Short task:
Show all lines holding the string "does".

Entries:
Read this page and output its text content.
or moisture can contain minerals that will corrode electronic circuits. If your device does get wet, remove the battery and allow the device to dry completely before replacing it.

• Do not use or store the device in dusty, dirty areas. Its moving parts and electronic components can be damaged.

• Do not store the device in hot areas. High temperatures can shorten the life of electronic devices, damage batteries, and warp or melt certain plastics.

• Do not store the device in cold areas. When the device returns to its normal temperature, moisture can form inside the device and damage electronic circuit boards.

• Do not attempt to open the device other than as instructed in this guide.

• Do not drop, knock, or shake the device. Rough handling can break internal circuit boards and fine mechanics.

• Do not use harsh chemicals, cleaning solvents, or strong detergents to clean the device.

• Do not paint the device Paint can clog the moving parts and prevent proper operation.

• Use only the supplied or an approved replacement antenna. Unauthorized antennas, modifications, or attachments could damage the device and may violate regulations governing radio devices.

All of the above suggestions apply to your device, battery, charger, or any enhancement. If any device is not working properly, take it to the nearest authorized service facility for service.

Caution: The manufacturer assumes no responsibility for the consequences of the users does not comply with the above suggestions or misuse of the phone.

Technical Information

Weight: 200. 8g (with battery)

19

Solution to this problem:
or moisture can contain minerals that will corrode electronic circuits. If your device does get wet, remove the battery and allow the device to dry completely before replacing it.
Caution: The manufacturer assumes no responsibility for the consequences of the users does not comply with the above suggestions or misuse of the phone.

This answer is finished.